Make an exact copy of all the material below, apart from the pictures.

======== INPUT FOR THIS TASK ========

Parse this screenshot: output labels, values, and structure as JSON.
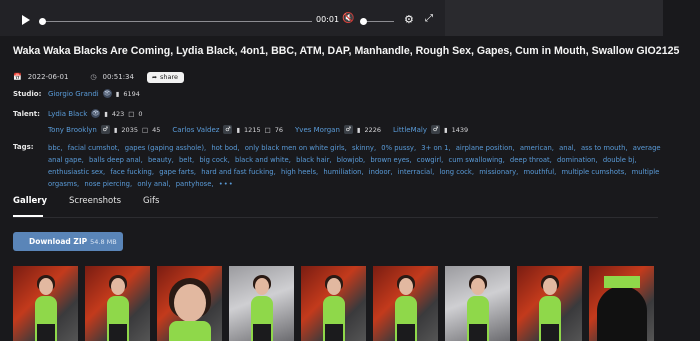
{
  "player": {
    "time": "00:01",
    "icons": [
      "play-icon",
      "mute-icon",
      "gear-icon",
      "fullscreen-icon"
    ]
  },
  "title": "Waka Waka Blacks Are Coming, Lydia Black, 4on1, BBC, ATM, DAP, Manhandle, Rough Sex, Gapes, Cum in Mouth, Swallow GIO2125",
  "meta": {
    "date": "2022-06-01",
    "duration": "00:51:34",
    "share_label": "share"
  },
  "studio": {
    "label": "Studio:",
    "name": "Giorgio Grandi",
    "videos": "6194"
  },
  "talent": {
    "label": "Talent:",
    "people": [
      {
        "name": "Lydia Black",
        "videos": "423",
        "photos": "0"
      },
      {
        "name": "Tony Brooklyn",
        "videos": "2035",
        "photos": "45"
      },
      {
        "name": "Carlos Valdez",
        "videos": "1215",
        "photos": "76"
      },
      {
        "name": "Yves Morgan",
        "videos": "2226"
      },
      {
        "name": "LittleMaly",
        "videos": "1439"
      }
    ]
  },
  "tags": {
    "label": "Tags:",
    "items": [
      "bbc,",
      "facial cumshot,",
      "gapes (gaping asshole),",
      "hot bod,",
      "only black men on white girls,",
      "skinny,",
      "0% pussy,",
      "3+ on 1,",
      "airplane position,",
      "american,",
      "anal,",
      "ass to mouth,",
      "average anal gape,",
      "balls deep anal,",
      "beauty,",
      "belt,",
      "big cock,",
      "black and white,",
      "black hair,",
      "blowjob,",
      "brown eyes,",
      "cowgirl,",
      "cum swallowing,",
      "deep throat,",
      "domination,",
      "double bj,",
      "enthusiastic sex,",
      "face fucking,",
      "gape farts,",
      "hard and fast fucking,",
      "high heels,",
      "humiliation,",
      "indoor,",
      "interracial,",
      "long cock,",
      "missionary,",
      "mouthful,",
      "multiple cumshots,",
      "multiple orgasms,",
      "nose piercing,",
      "only anal,",
      "pantyhose,"
    ],
    "more": "•••"
  },
  "tabs": [
    "Gallery",
    "Screenshots",
    "Gifs"
  ],
  "download": {
    "label": "Download ZIP",
    "size": "54.8 MB"
  }
}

========

→ **COMPLETED EXERCISE**
Parse this screenshot: output labels, values, and structure as JSON.
{
  "player": {
    "time": "00:01",
    "icons": [
      "play-icon",
      "mute-icon",
      "gear-icon",
      "fullscreen-icon"
    ]
  },
  "title": "Waka Waka Blacks Are Coming, Lydia Black, 4on1, BBC, ATM, DAP, Manhandle, Rough Sex, Gapes, Cum in Mouth, Swallow GIO2125",
  "meta": {
    "date": "2022-06-01",
    "duration": "00:51:34",
    "share_label": "share"
  },
  "studio": {
    "label": "Studio:",
    "name": "Giorgio Grandi",
    "videos": "6194"
  },
  "talent": {
    "label": "Talent:",
    "people": [
      {
        "name": "Lydia Black",
        "videos": "423",
        "photos": "0"
      },
      {
        "name": "Tony Brooklyn",
        "videos": "2035",
        "photos": "45"
      },
      {
        "name": "Carlos Valdez",
        "videos": "1215",
        "photos": "76"
      },
      {
        "name": "Yves Morgan",
        "videos": "2226"
      },
      {
        "name": "LittleMaly",
        "videos": "1439"
      }
    ]
  },
  "tags": {
    "label": "Tags:",
    "items": [
      "bbc,",
      "facial cumshot,",
      "gapes (gaping asshole),",
      "hot bod,",
      "only black men on white girls,",
      "skinny,",
      "0% pussy,",
      "3+ on 1,",
      "airplane position,",
      "american,",
      "anal,",
      "ass to mouth,",
      "average anal gape,",
      "balls deep anal,",
      "beauty,",
      "belt,",
      "big cock,",
      "black and white,",
      "black hair,",
      "blowjob,",
      "brown eyes,",
      "cowgirl,",
      "cum swallowing,",
      "deep throat,",
      "domination,",
      "double bj,",
      "enthusiastic sex,",
      "face fucking,",
      "gape farts,",
      "hard and fast fucking,",
      "high heels,",
      "humiliation,",
      "indoor,",
      "interracial,",
      "long cock,",
      "missionary,",
      "mouthful,",
      "multiple cumshots,",
      "multiple orgasms,",
      "nose piercing,",
      "only anal,",
      "pantyhose,"
    ],
    "more": "•••"
  },
  "tabs": [
    "Gallery",
    "Screenshots",
    "Gifs"
  ],
  "download": {
    "label": "Download ZIP",
    "size": "54.8 MB"
  }
}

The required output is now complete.